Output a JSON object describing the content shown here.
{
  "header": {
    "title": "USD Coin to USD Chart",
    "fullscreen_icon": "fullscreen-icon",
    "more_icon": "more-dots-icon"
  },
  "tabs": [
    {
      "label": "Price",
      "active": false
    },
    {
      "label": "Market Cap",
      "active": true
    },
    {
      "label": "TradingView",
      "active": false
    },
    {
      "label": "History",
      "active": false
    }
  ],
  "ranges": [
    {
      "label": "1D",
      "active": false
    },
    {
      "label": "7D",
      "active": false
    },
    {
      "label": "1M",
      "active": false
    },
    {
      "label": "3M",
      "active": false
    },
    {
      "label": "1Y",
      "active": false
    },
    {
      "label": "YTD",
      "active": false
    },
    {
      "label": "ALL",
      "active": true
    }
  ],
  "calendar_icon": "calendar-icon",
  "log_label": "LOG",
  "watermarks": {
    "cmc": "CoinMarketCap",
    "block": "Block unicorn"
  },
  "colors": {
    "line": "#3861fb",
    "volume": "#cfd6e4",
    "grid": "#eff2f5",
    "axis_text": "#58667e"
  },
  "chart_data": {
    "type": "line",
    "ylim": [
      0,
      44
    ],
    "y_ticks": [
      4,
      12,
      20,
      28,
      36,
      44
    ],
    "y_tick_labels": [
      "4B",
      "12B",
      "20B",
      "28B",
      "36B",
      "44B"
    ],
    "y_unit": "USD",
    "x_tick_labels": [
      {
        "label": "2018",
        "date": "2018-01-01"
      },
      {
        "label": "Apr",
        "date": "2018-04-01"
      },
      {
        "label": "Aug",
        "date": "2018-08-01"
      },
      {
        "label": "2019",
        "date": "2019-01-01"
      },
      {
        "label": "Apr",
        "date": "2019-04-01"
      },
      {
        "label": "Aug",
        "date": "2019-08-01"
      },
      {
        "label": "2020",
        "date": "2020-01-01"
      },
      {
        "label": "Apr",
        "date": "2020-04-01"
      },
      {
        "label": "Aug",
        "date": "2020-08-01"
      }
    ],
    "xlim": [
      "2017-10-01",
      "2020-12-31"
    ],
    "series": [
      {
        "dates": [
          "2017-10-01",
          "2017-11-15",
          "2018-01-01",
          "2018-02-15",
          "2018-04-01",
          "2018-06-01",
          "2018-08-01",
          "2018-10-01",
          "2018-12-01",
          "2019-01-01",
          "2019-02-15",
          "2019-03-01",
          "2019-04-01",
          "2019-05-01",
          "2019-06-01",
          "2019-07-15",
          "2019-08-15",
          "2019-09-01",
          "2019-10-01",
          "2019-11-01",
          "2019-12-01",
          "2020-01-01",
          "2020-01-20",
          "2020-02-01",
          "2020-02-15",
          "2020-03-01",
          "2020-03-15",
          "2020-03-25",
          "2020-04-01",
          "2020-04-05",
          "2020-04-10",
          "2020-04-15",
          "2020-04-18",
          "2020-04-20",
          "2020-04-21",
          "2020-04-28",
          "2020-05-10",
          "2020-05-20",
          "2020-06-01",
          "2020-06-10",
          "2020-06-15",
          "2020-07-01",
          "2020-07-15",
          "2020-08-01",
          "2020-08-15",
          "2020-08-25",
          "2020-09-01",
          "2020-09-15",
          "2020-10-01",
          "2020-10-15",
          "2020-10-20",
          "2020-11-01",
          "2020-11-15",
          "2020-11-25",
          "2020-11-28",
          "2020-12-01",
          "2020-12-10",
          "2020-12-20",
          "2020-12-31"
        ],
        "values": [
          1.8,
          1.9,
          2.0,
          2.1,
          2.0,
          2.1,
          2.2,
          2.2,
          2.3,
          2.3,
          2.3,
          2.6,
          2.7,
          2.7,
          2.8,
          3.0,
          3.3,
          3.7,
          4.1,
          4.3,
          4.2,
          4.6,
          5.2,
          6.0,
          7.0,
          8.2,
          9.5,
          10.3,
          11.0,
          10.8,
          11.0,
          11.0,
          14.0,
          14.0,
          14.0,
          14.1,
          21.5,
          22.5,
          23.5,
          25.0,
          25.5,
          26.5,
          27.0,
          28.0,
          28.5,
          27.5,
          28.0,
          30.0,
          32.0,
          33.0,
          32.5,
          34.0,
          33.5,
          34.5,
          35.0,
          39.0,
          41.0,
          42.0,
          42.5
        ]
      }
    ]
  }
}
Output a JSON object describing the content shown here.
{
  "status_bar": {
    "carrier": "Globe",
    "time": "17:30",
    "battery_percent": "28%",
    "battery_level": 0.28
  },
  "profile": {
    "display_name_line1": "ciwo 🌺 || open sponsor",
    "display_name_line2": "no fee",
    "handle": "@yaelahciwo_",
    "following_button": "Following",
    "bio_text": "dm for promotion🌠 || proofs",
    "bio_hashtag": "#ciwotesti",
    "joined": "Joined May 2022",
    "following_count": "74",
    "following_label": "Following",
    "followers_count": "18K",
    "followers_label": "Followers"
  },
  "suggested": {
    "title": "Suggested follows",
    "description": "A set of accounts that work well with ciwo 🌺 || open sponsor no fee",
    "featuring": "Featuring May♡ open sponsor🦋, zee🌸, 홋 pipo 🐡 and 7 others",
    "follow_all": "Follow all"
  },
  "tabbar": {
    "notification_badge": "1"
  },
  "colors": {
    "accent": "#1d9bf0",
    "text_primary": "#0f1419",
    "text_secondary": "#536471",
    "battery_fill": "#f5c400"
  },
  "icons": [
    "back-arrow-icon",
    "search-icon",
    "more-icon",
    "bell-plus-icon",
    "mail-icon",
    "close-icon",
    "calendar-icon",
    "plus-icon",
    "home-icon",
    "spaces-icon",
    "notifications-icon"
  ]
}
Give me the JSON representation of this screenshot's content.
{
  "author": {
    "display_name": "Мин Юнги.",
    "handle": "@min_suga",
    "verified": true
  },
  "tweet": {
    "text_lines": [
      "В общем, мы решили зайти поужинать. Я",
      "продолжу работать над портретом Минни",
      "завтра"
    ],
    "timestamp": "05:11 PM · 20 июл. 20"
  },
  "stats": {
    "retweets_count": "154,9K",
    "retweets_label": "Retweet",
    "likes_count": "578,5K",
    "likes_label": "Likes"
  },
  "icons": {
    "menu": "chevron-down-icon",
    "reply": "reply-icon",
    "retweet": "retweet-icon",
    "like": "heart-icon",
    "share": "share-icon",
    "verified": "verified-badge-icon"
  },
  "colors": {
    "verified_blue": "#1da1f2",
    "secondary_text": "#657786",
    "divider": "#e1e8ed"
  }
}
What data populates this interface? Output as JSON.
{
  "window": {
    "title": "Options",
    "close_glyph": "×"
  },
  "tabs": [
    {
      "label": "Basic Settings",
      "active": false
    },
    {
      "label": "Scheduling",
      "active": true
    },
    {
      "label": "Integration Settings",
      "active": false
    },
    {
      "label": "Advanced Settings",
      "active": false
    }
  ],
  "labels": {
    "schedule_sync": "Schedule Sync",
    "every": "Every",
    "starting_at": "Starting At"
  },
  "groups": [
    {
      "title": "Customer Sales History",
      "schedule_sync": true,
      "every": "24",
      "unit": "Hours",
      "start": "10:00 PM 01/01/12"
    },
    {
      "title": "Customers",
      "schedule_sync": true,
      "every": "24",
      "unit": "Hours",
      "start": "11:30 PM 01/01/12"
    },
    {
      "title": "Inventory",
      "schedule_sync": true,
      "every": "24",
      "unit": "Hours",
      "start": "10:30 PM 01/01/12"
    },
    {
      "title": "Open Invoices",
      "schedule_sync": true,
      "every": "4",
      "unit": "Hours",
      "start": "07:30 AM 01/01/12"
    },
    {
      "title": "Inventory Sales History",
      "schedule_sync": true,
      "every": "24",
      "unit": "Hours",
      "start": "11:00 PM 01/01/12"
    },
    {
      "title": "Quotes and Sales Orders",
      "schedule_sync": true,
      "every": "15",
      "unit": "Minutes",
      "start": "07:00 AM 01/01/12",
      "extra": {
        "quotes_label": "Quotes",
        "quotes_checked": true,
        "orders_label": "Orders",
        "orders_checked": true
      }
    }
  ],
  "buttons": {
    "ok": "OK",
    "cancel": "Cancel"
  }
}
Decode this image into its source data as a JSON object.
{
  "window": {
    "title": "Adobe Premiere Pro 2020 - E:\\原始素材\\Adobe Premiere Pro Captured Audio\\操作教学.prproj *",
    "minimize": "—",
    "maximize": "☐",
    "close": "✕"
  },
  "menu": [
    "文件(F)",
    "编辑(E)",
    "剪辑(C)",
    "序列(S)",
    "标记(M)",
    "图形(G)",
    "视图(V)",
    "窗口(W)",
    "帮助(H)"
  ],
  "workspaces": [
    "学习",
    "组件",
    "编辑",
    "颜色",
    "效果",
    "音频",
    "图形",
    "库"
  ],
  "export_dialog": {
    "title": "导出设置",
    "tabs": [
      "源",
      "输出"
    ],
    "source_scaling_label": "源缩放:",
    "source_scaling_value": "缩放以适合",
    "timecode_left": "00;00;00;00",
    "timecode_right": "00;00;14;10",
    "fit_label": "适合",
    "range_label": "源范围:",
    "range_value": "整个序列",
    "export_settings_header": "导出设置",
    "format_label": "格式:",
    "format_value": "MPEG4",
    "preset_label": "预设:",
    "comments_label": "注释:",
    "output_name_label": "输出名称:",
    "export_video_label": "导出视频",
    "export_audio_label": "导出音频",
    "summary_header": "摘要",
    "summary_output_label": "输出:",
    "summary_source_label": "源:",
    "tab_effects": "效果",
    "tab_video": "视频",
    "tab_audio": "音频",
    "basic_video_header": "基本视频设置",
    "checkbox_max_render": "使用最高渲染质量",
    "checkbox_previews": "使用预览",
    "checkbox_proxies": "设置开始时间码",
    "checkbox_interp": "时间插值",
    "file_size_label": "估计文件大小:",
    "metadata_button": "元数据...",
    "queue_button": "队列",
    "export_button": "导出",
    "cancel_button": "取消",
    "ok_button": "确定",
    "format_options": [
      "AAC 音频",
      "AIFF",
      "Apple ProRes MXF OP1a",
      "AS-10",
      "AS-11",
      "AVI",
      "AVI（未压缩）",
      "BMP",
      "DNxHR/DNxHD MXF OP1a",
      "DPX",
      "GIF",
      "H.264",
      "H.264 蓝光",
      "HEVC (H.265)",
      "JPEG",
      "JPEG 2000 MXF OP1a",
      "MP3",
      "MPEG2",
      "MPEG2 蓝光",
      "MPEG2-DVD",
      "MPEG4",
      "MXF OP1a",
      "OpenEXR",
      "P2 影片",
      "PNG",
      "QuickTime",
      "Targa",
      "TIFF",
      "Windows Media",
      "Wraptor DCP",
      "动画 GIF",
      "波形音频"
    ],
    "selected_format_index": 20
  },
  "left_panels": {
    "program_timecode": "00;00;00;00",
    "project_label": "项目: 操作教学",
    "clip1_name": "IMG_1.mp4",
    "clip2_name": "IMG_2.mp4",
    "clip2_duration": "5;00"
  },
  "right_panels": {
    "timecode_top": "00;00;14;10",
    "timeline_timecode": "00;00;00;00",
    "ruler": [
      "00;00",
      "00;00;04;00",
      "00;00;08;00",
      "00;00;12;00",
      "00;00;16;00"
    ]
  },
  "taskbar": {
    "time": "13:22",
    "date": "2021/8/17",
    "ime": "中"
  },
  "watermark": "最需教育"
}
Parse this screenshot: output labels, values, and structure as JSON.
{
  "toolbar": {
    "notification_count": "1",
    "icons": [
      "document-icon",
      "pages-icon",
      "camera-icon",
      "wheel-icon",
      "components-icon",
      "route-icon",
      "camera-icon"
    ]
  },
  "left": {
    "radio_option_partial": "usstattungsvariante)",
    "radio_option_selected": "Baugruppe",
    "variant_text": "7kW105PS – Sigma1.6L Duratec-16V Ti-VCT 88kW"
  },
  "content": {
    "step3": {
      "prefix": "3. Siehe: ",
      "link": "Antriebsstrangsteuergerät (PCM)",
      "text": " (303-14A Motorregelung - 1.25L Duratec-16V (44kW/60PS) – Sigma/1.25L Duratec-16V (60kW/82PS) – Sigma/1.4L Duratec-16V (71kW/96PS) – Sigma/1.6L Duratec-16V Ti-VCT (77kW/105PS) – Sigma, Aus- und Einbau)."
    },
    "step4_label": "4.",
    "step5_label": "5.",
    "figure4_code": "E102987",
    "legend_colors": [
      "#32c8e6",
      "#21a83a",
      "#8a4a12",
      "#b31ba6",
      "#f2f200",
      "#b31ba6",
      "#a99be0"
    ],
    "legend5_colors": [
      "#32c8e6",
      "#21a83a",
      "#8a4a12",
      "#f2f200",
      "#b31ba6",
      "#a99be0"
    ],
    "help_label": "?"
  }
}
========
▶ **Task prompt**
From the data, list each line in which the string "sponsor" appears.

▶ **Answer to the exercise**
    "display_name_line1": "ciwo 🌺 || open sponsor",
    "description": "A set of accounts that work well with ciwo 🌺 || open sponsor no fee",
    "featuring": "Featuring May♡ open sponsor🦋, zee🌸, 홋 pipo 🐡 and 7 others",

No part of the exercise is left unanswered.